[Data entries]
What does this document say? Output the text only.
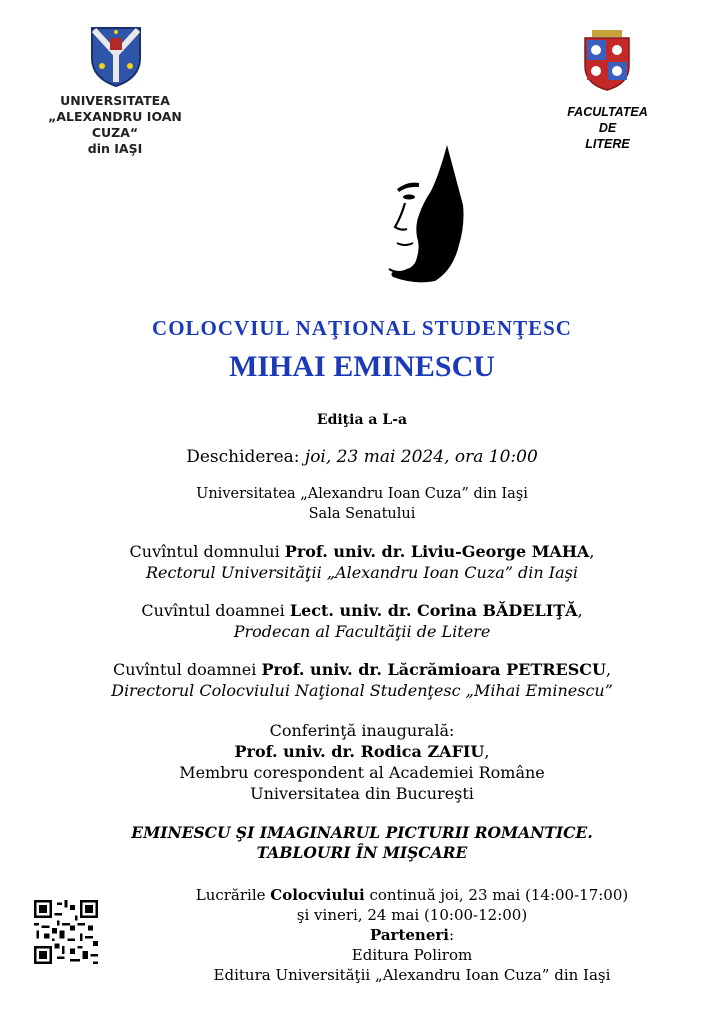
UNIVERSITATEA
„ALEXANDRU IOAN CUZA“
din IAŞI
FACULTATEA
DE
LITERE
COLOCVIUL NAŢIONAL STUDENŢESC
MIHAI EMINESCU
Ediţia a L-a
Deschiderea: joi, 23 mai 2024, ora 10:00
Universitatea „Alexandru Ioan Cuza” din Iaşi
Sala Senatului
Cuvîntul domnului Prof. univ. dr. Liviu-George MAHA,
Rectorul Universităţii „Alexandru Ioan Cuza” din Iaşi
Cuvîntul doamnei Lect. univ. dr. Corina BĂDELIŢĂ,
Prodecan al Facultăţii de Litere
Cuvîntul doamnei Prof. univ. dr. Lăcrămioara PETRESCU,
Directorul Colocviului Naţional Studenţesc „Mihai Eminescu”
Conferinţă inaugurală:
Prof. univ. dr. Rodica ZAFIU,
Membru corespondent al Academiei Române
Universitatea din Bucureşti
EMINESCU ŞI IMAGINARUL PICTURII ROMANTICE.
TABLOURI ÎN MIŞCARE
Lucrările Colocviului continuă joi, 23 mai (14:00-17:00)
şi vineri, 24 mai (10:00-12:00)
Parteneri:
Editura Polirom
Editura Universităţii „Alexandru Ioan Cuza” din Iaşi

==

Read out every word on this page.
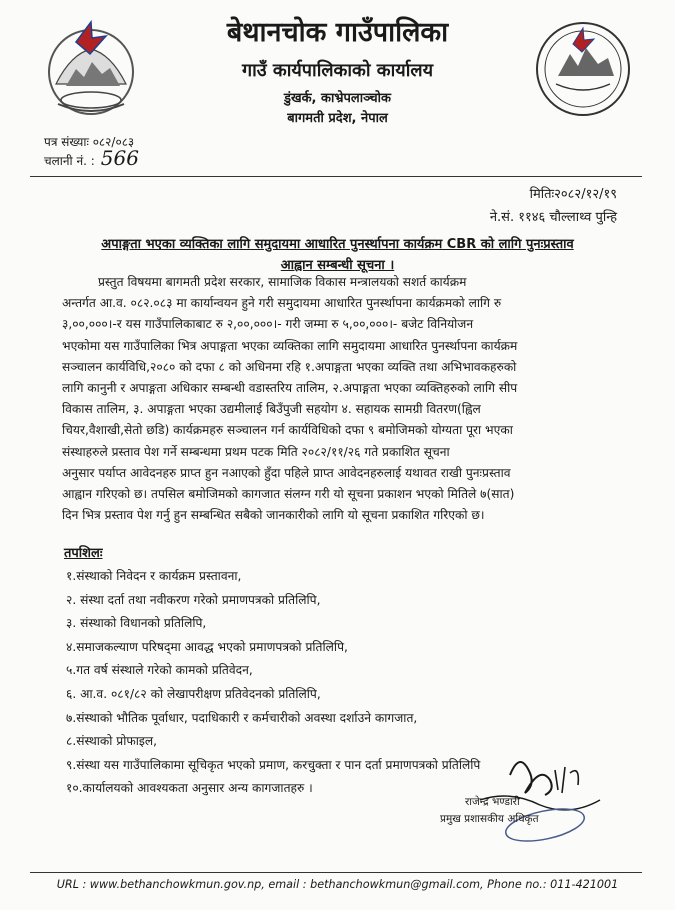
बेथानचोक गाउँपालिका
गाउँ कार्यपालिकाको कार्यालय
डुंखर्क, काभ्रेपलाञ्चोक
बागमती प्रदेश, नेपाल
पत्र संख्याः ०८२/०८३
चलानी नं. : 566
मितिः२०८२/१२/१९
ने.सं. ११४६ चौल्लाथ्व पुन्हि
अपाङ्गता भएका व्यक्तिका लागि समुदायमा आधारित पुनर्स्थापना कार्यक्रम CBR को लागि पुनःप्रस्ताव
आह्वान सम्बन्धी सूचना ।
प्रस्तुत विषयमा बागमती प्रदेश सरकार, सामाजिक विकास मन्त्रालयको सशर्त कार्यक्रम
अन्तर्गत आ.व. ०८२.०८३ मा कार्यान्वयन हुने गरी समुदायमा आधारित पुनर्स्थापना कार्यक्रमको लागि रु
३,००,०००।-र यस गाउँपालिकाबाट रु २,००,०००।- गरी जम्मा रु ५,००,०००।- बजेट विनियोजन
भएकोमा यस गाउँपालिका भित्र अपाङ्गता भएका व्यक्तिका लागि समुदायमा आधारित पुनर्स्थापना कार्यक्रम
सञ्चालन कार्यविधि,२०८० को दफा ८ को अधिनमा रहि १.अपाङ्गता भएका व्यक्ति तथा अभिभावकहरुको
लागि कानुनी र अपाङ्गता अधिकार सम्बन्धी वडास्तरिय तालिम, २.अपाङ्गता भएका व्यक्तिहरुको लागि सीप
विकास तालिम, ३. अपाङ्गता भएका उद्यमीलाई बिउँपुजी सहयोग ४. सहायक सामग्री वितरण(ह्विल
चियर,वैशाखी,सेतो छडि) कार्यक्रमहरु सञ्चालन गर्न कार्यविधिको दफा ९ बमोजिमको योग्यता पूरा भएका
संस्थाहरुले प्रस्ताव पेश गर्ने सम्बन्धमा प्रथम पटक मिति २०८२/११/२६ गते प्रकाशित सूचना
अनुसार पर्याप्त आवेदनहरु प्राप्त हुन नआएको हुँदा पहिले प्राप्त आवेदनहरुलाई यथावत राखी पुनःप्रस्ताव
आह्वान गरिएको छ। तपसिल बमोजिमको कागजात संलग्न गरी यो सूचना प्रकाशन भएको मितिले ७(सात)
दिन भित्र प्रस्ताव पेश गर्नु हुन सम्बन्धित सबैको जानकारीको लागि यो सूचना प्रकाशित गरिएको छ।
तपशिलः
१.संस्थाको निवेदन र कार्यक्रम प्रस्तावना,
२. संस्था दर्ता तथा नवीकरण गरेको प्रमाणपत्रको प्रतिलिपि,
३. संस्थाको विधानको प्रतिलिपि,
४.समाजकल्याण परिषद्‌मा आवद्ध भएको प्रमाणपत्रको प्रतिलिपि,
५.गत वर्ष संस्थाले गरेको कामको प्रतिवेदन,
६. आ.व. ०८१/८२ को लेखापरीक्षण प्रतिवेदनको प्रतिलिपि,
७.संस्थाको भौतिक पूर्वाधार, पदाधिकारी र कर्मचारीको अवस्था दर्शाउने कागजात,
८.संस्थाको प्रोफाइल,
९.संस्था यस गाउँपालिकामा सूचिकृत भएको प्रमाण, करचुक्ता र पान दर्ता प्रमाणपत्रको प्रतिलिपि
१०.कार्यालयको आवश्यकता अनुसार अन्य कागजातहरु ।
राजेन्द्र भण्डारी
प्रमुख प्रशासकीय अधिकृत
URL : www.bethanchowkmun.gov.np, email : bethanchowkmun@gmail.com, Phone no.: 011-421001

--

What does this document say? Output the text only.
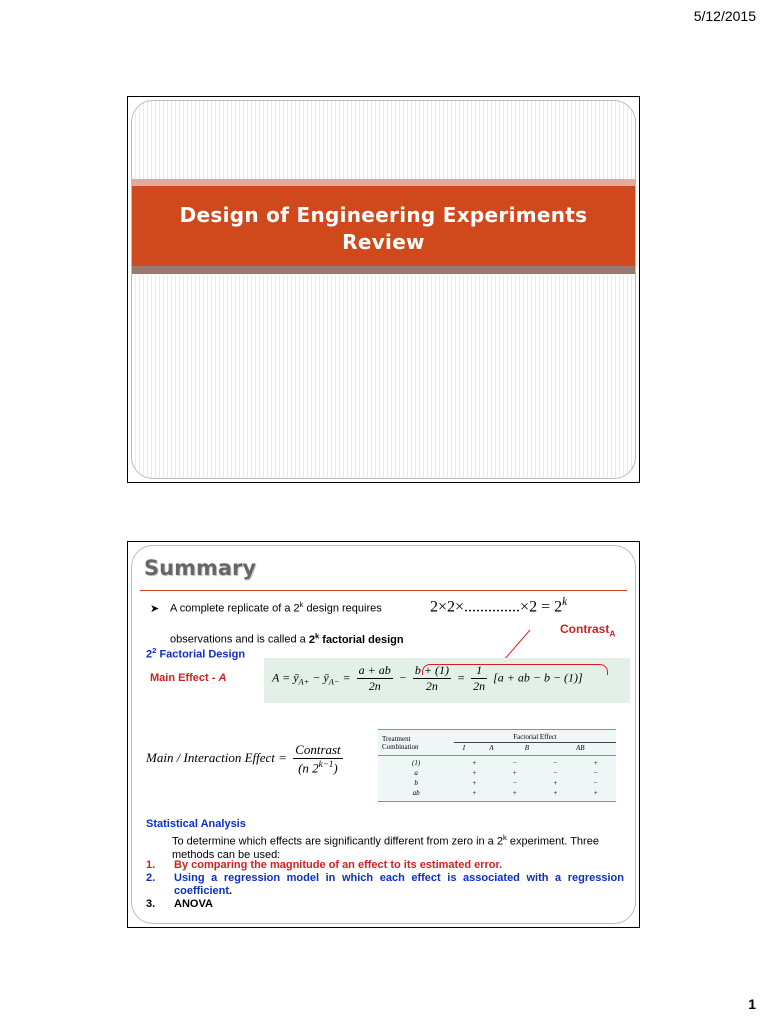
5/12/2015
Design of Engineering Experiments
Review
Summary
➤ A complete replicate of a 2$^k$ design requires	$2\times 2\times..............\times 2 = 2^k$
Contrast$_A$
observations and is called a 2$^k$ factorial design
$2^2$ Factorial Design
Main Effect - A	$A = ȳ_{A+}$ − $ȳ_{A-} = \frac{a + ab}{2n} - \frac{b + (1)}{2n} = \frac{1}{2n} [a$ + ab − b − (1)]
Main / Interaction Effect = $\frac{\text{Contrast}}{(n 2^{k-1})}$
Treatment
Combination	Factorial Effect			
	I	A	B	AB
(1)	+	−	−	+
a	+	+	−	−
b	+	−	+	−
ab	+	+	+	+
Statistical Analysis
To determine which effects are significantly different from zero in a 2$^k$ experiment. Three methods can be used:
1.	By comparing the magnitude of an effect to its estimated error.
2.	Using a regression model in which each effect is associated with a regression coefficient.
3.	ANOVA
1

- _Problem details_: Give the number of lines in the records that contain the string "which", and nothing besides.

- _Exercise result_: 2